Work instructions:
Edit the records so that every "product-title" reads "item-title" instead, and leave everything else unchanged.

Part of a data file
BEGIN

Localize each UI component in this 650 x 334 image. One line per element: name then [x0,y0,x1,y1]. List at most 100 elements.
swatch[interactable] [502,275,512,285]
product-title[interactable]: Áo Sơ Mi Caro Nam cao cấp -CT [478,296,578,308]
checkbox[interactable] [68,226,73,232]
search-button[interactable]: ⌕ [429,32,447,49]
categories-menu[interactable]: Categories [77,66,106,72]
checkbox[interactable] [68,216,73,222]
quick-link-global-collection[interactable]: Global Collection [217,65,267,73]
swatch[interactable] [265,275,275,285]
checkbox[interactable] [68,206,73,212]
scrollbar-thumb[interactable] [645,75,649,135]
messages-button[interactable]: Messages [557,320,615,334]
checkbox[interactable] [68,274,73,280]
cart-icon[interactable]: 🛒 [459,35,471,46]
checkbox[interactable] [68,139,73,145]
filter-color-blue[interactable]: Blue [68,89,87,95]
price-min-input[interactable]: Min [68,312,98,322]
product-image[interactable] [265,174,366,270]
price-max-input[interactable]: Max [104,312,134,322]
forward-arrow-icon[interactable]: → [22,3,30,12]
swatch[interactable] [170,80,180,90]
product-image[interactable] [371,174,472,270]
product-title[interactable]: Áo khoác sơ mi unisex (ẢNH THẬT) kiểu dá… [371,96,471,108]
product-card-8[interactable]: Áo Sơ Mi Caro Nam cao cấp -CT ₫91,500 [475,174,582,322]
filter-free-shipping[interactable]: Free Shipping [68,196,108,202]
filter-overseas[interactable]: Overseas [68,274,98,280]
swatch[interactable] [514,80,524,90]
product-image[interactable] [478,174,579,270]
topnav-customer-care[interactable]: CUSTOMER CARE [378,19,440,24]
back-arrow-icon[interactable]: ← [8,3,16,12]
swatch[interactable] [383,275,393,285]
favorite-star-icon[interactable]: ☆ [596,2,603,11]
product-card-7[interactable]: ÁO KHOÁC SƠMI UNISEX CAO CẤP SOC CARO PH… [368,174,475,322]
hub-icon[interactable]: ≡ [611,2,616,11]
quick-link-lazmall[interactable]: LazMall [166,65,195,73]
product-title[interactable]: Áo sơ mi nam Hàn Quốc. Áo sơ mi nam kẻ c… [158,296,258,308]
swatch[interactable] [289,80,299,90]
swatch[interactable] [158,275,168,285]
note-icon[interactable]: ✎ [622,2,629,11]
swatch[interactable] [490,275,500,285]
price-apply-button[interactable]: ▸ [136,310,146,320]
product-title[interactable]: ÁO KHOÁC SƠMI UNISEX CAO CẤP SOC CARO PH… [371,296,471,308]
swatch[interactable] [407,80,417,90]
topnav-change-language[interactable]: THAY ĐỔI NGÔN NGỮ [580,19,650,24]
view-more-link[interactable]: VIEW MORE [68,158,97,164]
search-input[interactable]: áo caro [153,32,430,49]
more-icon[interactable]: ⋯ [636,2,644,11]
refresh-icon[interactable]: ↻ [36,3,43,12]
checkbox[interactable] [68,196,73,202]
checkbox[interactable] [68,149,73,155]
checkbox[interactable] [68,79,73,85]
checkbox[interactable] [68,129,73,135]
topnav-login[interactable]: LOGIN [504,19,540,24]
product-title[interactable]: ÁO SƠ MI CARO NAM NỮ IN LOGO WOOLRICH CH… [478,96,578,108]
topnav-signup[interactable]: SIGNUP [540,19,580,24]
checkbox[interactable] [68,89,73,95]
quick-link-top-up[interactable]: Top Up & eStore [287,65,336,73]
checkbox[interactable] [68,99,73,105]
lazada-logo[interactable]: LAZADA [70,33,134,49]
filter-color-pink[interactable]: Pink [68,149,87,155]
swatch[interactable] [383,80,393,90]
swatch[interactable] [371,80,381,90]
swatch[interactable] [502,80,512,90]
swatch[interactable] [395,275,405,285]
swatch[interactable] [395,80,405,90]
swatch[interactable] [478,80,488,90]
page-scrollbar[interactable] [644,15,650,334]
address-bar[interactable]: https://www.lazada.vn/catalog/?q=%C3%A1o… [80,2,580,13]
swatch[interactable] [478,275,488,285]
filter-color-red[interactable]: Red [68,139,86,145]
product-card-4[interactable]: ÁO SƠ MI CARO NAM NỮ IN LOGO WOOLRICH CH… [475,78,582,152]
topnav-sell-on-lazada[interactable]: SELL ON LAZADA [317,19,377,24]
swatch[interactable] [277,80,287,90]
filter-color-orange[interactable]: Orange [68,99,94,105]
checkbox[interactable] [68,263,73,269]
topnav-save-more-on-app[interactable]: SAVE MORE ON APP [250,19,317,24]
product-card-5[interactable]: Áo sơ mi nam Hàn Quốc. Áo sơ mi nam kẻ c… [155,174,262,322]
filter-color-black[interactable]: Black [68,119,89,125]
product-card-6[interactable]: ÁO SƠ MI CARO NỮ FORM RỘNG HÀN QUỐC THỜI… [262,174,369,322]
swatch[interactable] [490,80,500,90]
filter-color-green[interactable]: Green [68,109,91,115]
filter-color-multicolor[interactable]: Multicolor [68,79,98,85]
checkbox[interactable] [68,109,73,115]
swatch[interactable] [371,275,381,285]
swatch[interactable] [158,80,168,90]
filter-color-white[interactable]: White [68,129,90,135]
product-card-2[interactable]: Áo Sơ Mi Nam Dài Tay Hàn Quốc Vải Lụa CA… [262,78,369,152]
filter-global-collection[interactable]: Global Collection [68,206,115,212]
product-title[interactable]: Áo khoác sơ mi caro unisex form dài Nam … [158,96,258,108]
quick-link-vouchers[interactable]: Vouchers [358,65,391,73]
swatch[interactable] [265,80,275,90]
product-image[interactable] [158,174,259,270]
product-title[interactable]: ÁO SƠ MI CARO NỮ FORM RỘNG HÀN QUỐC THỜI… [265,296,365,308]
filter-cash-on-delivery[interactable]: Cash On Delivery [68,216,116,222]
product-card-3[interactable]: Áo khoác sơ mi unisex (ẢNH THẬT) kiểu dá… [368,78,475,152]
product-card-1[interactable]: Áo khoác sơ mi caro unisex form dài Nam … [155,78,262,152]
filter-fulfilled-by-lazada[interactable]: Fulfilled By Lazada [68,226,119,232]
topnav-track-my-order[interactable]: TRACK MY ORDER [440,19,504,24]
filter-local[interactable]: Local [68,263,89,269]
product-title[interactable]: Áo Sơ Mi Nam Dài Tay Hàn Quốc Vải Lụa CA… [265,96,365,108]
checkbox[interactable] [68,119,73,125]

END

Solution for this task:
Localize each UI component in this 650 x 334 image. One line per element: name then [x0,y0,x1,y1]. List at most 100 elements.
swatch[interactable] [502,275,512,285]
item-title[interactable]: Áo Sơ Mi Caro Nam cao cấp -CT [478,296,578,308]
checkbox[interactable] [68,226,73,232]
search-button[interactable]: ⌕ [429,32,447,49]
categories-menu[interactable]: Categories [77,66,106,72]
checkbox[interactable] [68,216,73,222]
quick-link-global-collection[interactable]: Global Collection [217,65,267,73]
swatch[interactable] [265,275,275,285]
checkbox[interactable] [68,206,73,212]
scrollbar-thumb[interactable] [645,75,649,135]
messages-button[interactable]: Messages [557,320,615,334]
checkbox[interactable] [68,274,73,280]
cart-icon[interactable]: 🛒 [459,35,471,46]
checkbox[interactable] [68,139,73,145]
filter-color-blue[interactable]: Blue [68,89,87,95]
price-min-input[interactable]: Min [68,312,98,322]
product-image[interactable] [265,174,366,270]
price-max-input[interactable]: Max [104,312,134,322]
forward-arrow-icon[interactable]: → [22,3,30,12]
swatch[interactable] [170,80,180,90]
product-image[interactable] [371,174,472,270]
item-title[interactable]: Áo khoác sơ mi unisex (ẢNH THẬT) kiểu dá… [371,96,471,108]
product-card-8[interactable]: Áo Sơ Mi Caro Nam cao cấp -CT ₫91,500 [475,174,582,322]
filter-free-shipping[interactable]: Free Shipping [68,196,108,202]
filter-overseas[interactable]: Overseas [68,274,98,280]
swatch[interactable] [514,80,524,90]
product-image[interactable] [478,174,579,270]
topnav-customer-care[interactable]: CUSTOMER CARE [378,19,440,24]
back-arrow-icon[interactable]: ← [8,3,16,12]
swatch[interactable] [383,275,393,285]
favorite-star-icon[interactable]: ☆ [596,2,603,11]
product-card-7[interactable]: ÁO KHOÁC SƠMI UNISEX CAO CẤP SOC CARO PH… [368,174,475,322]
hub-icon[interactable]: ≡ [611,2,616,11]
quick-link-lazmall[interactable]: LazMall [166,65,195,73]
item-title[interactable]: Áo sơ mi nam Hàn Quốc. Áo sơ mi nam kẻ c… [158,296,258,308]
swatch[interactable] [289,80,299,90]
swatch[interactable] [158,275,168,285]
note-icon[interactable]: ✎ [622,2,629,11]
swatch[interactable] [490,275,500,285]
price-apply-button[interactable]: ▸ [136,310,146,320]
item-title[interactable]: ÁO KHOÁC SƠMI UNISEX CAO CẤP SOC CARO PH… [371,296,471,308]
swatch[interactable] [407,80,417,90]
topnav-change-language[interactable]: THAY ĐỔI NGÔN NGỮ [580,19,650,24]
view-more-link[interactable]: VIEW MORE [68,158,97,164]
search-input[interactable]: áo caro [153,32,430,49]
more-icon[interactable]: ⋯ [636,2,644,11]
refresh-icon[interactable]: ↻ [36,3,43,12]
checkbox[interactable] [68,196,73,202]
checkbox[interactable] [68,149,73,155]
checkbox[interactable] [68,79,73,85]
checkbox[interactable] [68,129,73,135]
topnav-login[interactable]: LOGIN [504,19,540,24]
item-title[interactable]: ÁO SƠ MI CARO NAM NỮ IN LOGO WOOLRICH CH… [478,96,578,108]
topnav-signup[interactable]: SIGNUP [540,19,580,24]
checkbox[interactable] [68,89,73,95]
quick-link-top-up[interactable]: Top Up & eStore [287,65,336,73]
checkbox[interactable] [68,99,73,105]
lazada-logo[interactable]: LAZADA [70,33,134,49]
filter-color-pink[interactable]: Pink [68,149,87,155]
swatch[interactable] [383,80,393,90]
swatch[interactable] [371,80,381,90]
swatch[interactable] [502,80,512,90]
swatch[interactable] [395,275,405,285]
swatch[interactable] [395,80,405,90]
swatch[interactable] [478,80,488,90]
page-scrollbar[interactable] [644,15,650,334]
address-bar[interactable]: https://www.lazada.vn/catalog/?q=%C3%A1o… [80,2,580,13]
swatch[interactable] [478,275,488,285]
filter-color-red[interactable]: Red [68,139,86,145]
product-card-4[interactable]: ÁO SƠ MI CARO NAM NỮ IN LOGO WOOLRICH CH… [475,78,582,152]
topnav-sell-on-lazada[interactable]: SELL ON LAZADA [317,19,377,24]
swatch[interactable] [277,80,287,90]
filter-color-orange[interactable]: Orange [68,99,94,105]
checkbox[interactable] [68,263,73,269]
topnav-save-more-on-app[interactable]: SAVE MORE ON APP [250,19,317,24]
product-card-5[interactable]: Áo sơ mi nam Hàn Quốc. Áo sơ mi nam kẻ c… [155,174,262,322]
filter-color-black[interactable]: Black [68,119,89,125]
product-card-6[interactable]: ÁO SƠ MI CARO NỮ FORM RỘNG HÀN QUỐC THỜI… [262,174,369,322]
swatch[interactable] [490,80,500,90]
filter-color-green[interactable]: Green [68,109,91,115]
filter-color-multicolor[interactable]: Multicolor [68,79,98,85]
checkbox[interactable] [68,109,73,115]
swatch[interactable] [371,275,381,285]
swatch[interactable] [158,80,168,90]
filter-color-white[interactable]: White [68,129,90,135]
product-card-2[interactable]: Áo Sơ Mi Nam Dài Tay Hàn Quốc Vải Lụa CA… [262,78,369,152]
filter-global-collection[interactable]: Global Collection [68,206,115,212]
item-title[interactable]: Áo khoác sơ mi caro unisex form dài Nam … [158,96,258,108]
quick-link-vouchers[interactable]: Vouchers [358,65,391,73]
swatch[interactable] [265,80,275,90]
product-image[interactable] [158,174,259,270]
item-title[interactable]: ÁO SƠ MI CARO NỮ FORM RỘNG HÀN QUỐC THỜI… [265,296,365,308]
filter-cash-on-delivery[interactable]: Cash On Delivery [68,216,116,222]
product-card-3[interactable]: Áo khoác sơ mi unisex (ẢNH THẬT) kiểu dá… [368,78,475,152]
product-card-1[interactable]: Áo khoác sơ mi caro unisex form dài Nam … [155,78,262,152]
filter-fulfilled-by-lazada[interactable]: Fulfilled By Lazada [68,226,119,232]
topnav-track-my-order[interactable]: TRACK MY ORDER [440,19,504,24]
filter-local[interactable]: Local [68,263,89,269]
item-title[interactable]: Áo Sơ Mi Nam Dài Tay Hàn Quốc Vải Lụa CA… [265,96,365,108]
checkbox[interactable] [68,119,73,125]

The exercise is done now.